◆ SHORT EXERCISE ◆
Examine the entries below, count the lines holding the string "xlabel", and respond with the number only.

◆ INPUT DATA ◆
★ ★ ★ ★
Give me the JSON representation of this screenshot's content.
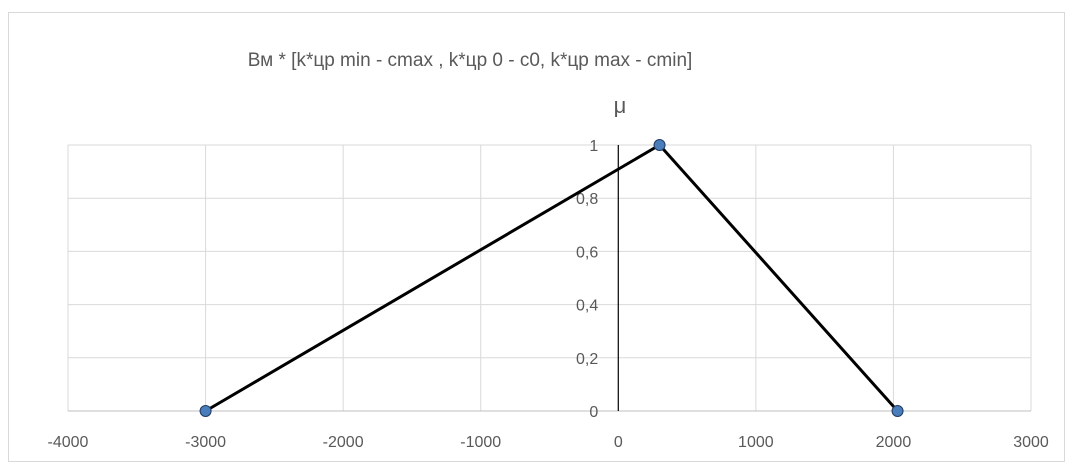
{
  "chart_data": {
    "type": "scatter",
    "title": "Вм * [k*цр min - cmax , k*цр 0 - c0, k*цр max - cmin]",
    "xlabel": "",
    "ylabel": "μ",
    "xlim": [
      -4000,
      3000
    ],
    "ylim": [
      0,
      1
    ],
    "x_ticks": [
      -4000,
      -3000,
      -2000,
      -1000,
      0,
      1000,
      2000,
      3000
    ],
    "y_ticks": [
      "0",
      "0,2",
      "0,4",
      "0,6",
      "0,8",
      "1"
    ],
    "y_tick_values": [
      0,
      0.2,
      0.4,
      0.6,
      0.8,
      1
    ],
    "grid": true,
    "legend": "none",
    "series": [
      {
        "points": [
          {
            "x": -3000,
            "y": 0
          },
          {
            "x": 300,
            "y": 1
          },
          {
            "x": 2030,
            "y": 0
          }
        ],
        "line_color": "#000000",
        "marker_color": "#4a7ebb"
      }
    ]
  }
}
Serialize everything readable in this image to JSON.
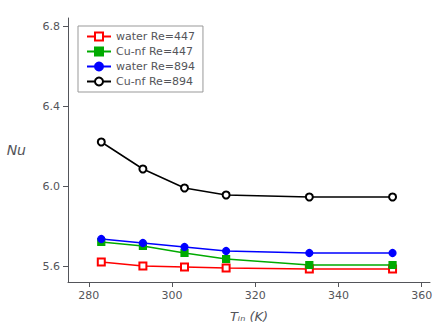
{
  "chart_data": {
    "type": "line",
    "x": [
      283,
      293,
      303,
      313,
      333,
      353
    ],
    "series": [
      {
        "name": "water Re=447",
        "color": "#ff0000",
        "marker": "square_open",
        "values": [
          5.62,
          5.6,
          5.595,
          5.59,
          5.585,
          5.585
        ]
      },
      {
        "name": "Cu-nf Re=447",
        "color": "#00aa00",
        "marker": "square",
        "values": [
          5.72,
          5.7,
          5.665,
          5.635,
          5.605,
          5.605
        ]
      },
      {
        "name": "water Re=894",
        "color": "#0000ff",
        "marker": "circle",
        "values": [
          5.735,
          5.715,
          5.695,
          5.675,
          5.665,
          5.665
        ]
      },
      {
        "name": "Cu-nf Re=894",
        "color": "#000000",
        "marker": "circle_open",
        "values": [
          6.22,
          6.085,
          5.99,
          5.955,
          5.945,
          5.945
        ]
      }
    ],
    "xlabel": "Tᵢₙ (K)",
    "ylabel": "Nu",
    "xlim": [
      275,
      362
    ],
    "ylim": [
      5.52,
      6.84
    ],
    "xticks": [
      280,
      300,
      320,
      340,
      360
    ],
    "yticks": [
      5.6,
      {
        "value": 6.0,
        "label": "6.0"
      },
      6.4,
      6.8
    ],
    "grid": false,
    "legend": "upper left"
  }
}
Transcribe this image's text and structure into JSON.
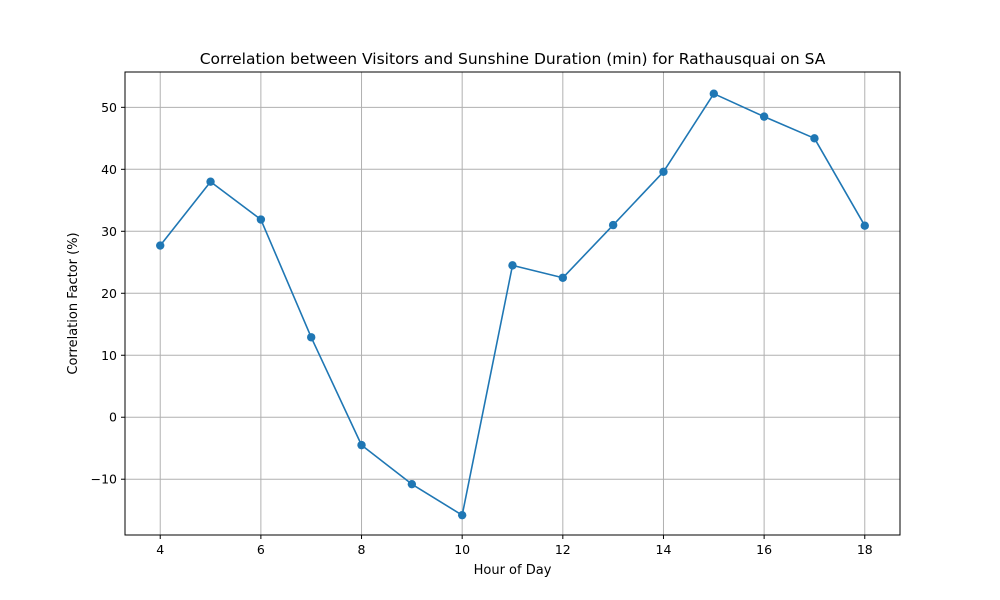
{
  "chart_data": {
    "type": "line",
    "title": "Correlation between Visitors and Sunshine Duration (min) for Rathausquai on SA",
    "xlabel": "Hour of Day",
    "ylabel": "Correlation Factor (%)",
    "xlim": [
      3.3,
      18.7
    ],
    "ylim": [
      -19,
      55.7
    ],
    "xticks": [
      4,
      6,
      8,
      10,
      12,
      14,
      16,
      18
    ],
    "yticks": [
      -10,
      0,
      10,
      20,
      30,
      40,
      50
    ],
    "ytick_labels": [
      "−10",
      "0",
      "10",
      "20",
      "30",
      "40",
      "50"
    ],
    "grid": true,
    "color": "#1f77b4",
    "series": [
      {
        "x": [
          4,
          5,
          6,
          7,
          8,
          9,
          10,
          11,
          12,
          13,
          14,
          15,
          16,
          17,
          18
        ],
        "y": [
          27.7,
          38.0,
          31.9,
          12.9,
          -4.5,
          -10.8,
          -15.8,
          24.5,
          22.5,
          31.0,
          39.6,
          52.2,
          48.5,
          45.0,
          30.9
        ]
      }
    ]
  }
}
★ ★ ★ ★
◆ THE REPLY ◆
3